> [REQUIREMENTS]: Below are some records. Pull every line that contains the word "鸡兔同笼".

▬▬▬

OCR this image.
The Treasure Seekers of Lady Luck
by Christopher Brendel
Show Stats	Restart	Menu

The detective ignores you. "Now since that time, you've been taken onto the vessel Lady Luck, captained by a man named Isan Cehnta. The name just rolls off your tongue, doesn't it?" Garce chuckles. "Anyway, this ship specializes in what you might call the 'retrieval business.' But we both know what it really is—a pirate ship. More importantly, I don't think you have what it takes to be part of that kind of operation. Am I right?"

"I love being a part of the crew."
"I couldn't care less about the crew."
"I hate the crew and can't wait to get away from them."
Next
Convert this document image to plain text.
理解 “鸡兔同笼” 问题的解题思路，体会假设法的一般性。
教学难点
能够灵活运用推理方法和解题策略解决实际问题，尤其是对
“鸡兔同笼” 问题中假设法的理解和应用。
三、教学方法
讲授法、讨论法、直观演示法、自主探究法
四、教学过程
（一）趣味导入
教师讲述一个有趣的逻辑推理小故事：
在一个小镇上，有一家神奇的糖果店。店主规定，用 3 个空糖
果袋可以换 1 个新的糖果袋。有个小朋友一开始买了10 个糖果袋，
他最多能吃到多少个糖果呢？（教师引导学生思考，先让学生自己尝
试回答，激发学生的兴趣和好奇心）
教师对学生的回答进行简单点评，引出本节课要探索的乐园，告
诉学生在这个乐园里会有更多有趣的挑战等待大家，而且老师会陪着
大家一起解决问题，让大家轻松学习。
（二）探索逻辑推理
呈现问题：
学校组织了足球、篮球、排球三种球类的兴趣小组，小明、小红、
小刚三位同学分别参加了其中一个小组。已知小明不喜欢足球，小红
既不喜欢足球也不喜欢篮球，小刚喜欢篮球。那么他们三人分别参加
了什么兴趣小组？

▬▬▬

> [RIGHT ANSWER]:
理解 “鸡兔同笼” 问题的解题思路，体会假设法的一般性。
“鸡兔同笼” 问题中假设法的理解和应用。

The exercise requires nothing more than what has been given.